··· Provided information ···

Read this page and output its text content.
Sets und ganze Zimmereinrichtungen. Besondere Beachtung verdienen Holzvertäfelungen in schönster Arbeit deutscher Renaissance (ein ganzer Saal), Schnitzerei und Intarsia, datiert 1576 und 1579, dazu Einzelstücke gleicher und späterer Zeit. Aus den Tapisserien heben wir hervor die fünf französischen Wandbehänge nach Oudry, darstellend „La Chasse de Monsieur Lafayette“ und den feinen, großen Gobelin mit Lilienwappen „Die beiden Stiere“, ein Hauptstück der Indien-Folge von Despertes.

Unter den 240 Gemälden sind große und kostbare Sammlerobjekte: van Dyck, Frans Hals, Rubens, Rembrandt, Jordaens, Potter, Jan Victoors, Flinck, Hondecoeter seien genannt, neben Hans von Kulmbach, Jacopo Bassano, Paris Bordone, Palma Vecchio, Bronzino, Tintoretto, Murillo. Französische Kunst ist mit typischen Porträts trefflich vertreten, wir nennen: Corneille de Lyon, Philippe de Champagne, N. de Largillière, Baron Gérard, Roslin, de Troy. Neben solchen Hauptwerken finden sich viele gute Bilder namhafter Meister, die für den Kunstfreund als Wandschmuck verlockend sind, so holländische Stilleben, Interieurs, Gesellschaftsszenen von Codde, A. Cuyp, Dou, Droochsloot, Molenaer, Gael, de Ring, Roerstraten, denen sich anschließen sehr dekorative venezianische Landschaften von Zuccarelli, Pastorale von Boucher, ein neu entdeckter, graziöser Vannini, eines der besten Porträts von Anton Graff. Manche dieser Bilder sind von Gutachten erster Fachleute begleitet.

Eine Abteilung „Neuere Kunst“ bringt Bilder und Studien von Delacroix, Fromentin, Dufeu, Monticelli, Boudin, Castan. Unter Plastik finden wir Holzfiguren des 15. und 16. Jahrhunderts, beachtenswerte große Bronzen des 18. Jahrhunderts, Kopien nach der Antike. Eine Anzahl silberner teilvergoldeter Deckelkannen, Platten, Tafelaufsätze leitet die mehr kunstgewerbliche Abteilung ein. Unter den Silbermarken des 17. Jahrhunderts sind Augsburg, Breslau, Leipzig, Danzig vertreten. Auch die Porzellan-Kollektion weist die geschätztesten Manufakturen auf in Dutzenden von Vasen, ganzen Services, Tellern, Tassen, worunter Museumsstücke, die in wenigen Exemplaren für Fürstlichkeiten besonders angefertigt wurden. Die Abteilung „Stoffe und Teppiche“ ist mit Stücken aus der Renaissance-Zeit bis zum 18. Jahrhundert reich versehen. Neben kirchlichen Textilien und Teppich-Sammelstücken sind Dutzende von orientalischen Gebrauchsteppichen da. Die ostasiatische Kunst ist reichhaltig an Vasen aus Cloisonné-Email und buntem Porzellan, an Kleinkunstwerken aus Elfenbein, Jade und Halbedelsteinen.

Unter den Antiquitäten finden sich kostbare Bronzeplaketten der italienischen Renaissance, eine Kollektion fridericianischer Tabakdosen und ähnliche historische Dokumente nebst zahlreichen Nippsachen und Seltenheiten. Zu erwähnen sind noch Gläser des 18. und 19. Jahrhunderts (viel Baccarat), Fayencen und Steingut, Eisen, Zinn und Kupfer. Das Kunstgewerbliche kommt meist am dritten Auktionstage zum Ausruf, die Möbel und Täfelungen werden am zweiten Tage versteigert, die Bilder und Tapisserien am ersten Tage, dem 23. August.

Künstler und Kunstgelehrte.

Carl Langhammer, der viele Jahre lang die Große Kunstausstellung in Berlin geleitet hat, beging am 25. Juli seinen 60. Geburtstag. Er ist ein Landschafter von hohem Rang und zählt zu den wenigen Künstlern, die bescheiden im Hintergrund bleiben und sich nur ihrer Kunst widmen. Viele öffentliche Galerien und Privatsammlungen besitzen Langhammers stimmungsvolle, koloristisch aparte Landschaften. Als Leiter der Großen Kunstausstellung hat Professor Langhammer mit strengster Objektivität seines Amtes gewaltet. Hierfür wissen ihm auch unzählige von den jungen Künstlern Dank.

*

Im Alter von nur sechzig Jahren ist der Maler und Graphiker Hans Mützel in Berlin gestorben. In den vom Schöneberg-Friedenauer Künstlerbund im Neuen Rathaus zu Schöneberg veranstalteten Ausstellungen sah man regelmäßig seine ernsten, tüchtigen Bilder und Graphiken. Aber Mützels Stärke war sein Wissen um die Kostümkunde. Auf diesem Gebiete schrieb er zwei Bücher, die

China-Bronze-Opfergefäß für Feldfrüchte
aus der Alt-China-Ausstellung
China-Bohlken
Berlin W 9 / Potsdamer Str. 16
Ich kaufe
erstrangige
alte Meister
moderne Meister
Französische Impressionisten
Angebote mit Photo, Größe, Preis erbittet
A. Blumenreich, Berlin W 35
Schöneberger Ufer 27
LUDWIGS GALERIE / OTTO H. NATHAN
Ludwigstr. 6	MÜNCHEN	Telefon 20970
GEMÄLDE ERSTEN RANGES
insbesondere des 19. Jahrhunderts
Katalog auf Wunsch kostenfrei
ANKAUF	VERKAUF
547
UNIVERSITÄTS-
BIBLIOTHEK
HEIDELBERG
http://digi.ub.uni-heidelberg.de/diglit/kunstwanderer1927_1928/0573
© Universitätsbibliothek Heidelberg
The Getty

···

- **What you need to do**:
Across the records, how many lines contain "Hans"? Only the number should be given.

- **The reply**:
2